Slow Steps Away from Abe: Suga Yoshihide Moves Toward a Lasting Administration

Politics

Prime Minister Suga Yoshihide launched his new administration with promises that he would continue the policies set in motion by his predecessor, Abe Shinzō. But political specialist Koga Kō says that Suga intends to construct his own full-fledged administration, with its own policy approaches—and one that sells itself on its lack of ideological stances like Abe’s.

Suga’s Aims in Carrying the Abe Banner Forward

Since taking office as prime minister, Suga Yoshihide has trotted out two key policies: lowering mobile phone fees and providing financial support to cover fertility treatments. These are hardly the sort of measures we might expect in a nation beset by massive tides of global change and socioeconomic disparities at home, but the Japanese people, perhaps tired from the length of time spent under the macho, chest-beating administration of Abe Shinzō, seem to be welcoming them. In this way, Suga appears to be playing the “continuation of the Abe regime” card as cover while he moves to carve out space for his own political kingdom.

Suga started out as a dark horse candidate in the race to replace Abe as president of the Liberal Democratic Party, and thereby as prime minister. But he engineered an electrifying victory after allying himself with Nikai Toshihiro, the party’s powerful secretary-general. His premiership is therefore the product of a strategic tie-up between two potential rivals, politicians who had both served as senior advisors to Prime Minister Abe.

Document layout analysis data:
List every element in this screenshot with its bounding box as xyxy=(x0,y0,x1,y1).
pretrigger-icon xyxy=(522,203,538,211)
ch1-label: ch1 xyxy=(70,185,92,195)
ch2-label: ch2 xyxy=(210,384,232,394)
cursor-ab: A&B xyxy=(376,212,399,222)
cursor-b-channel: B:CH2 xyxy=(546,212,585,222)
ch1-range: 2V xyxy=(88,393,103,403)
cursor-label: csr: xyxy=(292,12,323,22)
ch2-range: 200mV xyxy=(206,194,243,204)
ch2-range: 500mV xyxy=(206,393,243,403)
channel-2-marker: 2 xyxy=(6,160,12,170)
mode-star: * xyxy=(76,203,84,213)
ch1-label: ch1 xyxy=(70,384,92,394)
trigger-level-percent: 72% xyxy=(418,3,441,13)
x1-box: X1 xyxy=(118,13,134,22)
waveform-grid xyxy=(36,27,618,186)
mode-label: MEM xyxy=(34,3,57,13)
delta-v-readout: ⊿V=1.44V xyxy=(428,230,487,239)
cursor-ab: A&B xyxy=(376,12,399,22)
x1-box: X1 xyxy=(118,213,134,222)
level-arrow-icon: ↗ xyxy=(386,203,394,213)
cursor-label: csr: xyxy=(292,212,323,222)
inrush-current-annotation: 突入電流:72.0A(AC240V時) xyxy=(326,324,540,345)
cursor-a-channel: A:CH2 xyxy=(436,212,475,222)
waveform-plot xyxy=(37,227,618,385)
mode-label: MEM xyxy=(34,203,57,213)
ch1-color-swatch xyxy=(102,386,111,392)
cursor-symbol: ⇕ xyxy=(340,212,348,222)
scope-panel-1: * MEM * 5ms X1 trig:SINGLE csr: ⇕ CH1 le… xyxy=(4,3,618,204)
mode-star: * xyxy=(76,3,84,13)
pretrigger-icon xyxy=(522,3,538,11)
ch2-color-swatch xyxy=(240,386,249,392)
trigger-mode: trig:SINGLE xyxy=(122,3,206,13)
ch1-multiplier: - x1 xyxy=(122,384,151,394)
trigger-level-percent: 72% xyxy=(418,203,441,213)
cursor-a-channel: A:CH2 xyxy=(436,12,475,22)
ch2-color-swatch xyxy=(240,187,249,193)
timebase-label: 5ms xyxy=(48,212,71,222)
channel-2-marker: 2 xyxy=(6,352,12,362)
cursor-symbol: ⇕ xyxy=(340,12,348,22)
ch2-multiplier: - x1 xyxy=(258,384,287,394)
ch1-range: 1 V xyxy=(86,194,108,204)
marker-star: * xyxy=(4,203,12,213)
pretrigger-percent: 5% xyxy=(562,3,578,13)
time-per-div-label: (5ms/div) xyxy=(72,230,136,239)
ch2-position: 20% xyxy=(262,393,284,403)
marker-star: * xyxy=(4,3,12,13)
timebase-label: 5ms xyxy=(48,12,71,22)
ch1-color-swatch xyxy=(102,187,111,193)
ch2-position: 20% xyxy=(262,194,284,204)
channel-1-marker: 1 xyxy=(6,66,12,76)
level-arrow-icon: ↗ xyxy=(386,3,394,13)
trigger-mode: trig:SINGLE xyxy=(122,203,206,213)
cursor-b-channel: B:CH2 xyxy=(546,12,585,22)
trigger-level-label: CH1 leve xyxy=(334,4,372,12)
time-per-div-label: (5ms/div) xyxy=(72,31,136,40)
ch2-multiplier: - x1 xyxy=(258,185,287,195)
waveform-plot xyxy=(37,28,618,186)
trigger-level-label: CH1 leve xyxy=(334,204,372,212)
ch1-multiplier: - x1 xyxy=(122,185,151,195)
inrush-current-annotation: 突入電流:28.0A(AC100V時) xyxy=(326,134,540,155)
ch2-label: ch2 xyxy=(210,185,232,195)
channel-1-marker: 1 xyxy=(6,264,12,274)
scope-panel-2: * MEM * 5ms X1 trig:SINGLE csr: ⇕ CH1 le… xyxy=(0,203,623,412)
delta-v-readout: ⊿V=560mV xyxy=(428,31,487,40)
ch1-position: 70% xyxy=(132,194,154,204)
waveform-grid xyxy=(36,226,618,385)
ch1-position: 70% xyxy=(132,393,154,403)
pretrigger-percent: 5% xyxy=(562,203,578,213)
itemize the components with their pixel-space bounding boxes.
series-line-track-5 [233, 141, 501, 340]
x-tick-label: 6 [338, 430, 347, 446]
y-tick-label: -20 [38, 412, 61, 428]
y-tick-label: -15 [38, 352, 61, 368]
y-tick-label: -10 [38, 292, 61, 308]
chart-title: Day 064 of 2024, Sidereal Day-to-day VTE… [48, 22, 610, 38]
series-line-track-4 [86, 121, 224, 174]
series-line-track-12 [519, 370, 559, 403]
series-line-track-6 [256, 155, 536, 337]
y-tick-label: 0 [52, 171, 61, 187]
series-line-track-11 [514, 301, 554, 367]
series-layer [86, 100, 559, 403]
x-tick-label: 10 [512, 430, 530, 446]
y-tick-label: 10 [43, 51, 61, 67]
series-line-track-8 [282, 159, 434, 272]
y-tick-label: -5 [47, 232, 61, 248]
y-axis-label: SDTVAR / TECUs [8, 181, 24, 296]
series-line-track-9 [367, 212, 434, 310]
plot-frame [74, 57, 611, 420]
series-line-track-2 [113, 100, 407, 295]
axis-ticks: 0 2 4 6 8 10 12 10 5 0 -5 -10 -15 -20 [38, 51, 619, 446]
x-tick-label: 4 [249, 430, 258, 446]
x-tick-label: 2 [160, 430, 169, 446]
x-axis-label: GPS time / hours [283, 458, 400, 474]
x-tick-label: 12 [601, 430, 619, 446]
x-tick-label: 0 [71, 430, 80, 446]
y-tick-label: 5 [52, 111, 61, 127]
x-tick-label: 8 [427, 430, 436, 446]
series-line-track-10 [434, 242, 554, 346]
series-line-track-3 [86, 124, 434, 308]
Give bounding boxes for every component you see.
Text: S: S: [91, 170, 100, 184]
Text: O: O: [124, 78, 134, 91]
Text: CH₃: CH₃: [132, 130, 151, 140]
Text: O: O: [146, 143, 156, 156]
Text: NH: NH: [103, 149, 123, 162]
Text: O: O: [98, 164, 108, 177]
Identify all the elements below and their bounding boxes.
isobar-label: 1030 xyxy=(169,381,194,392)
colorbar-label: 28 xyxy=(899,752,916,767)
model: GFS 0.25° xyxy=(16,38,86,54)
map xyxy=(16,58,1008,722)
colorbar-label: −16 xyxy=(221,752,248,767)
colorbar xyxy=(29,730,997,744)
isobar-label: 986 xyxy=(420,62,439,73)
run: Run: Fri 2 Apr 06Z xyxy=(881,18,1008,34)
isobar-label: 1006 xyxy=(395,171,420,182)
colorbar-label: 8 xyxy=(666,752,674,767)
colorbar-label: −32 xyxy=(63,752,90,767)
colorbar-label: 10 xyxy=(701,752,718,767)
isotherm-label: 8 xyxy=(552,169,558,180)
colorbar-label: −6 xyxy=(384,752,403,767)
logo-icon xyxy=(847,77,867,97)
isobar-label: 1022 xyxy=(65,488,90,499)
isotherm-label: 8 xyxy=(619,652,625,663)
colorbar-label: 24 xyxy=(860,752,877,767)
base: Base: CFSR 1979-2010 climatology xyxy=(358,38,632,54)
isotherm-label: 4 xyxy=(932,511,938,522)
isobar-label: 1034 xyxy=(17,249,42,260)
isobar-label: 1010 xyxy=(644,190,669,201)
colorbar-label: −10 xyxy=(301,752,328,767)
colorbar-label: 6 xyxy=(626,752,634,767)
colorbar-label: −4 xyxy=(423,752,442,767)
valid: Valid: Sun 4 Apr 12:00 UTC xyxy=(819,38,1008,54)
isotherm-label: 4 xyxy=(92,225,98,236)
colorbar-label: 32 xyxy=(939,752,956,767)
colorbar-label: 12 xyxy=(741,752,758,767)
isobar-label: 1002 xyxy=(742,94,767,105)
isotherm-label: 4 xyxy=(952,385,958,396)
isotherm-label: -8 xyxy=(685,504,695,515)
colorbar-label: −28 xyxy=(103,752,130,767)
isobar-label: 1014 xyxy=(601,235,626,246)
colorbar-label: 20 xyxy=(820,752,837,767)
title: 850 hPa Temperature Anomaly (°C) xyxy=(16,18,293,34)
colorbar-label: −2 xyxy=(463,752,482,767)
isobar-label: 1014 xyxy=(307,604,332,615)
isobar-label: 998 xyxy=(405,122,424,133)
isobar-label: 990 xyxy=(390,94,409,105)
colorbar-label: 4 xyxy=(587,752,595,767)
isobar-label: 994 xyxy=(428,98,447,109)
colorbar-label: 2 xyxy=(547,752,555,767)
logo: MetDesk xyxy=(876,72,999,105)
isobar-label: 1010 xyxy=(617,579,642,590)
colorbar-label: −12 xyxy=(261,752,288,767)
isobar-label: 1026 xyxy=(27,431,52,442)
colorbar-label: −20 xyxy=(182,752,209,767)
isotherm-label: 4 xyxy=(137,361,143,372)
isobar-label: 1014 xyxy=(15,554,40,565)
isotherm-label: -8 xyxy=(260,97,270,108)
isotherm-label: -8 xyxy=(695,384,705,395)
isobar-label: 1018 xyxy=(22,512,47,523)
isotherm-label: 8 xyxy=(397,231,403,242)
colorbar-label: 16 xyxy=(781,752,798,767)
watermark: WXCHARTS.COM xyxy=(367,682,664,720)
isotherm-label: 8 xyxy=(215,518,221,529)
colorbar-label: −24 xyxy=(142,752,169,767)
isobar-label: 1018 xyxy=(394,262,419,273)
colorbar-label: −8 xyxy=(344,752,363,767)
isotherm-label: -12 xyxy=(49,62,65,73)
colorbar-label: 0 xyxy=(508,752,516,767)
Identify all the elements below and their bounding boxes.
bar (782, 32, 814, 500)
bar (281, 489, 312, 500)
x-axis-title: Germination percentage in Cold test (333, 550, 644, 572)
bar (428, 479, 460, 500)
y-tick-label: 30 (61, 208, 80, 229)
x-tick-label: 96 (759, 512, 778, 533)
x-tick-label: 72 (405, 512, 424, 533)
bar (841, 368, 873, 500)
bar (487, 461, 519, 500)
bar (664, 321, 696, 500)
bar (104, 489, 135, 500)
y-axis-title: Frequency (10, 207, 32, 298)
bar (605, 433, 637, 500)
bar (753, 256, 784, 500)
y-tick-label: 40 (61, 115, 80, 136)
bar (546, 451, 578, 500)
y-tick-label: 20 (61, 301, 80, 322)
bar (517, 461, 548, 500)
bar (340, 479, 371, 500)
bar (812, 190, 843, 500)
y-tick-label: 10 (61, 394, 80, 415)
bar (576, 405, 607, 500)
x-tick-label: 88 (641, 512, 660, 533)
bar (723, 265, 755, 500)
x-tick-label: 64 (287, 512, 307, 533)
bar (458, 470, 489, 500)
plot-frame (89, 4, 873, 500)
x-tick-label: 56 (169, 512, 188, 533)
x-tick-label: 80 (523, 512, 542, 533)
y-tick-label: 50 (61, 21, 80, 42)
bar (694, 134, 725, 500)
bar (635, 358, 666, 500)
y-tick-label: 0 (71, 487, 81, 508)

## Task set
1 – According to the article on Suga Yoshihide's administration, which two key policies has Suga put forward since taking office?
2 – Carry on the article on Suga Yoshihide's administration from its last sentence.
The listing was drawn from a separate source.

## Replies
1 – Lowering mobile phone fees and providing financial support to cover fertility treatments.

2 –
In promising to carry forward the policy approaches of his predecessor, Suga likely has two primary aims. The first of these is to calm down the jittery markets. These have become increasingly strained as a result of the Bank of Japan’s lengthy application of monetary easing of “a different dimension,” and if the replacement of Prime Minister Abe is taken as a sign that the Abenomics course is in for a correction, it could trigger unpredictable market confusion. Abenomics has been like a drug to the Japanese economy; it will not be so easy to go cold turkey.

The second of Suga’s aims is to bolster his alliances with powerful forces in the LDP. The influential factions led by former Secretary-General Hosoda Hiroyuki and Deputy Prime Minister Asō Tarō were quite comfortable within the party’s power structure with Abe alone at its top, but this is no guarantee that they will automatically go along with Suga. This meant he had to guarantee a continuation of the former regime. Abe, for his part, out of his main desire to prevent Ishiba Shigeru from taking the top spot, willingly endorsed Suga as his successor.

A Hit with the Ladies?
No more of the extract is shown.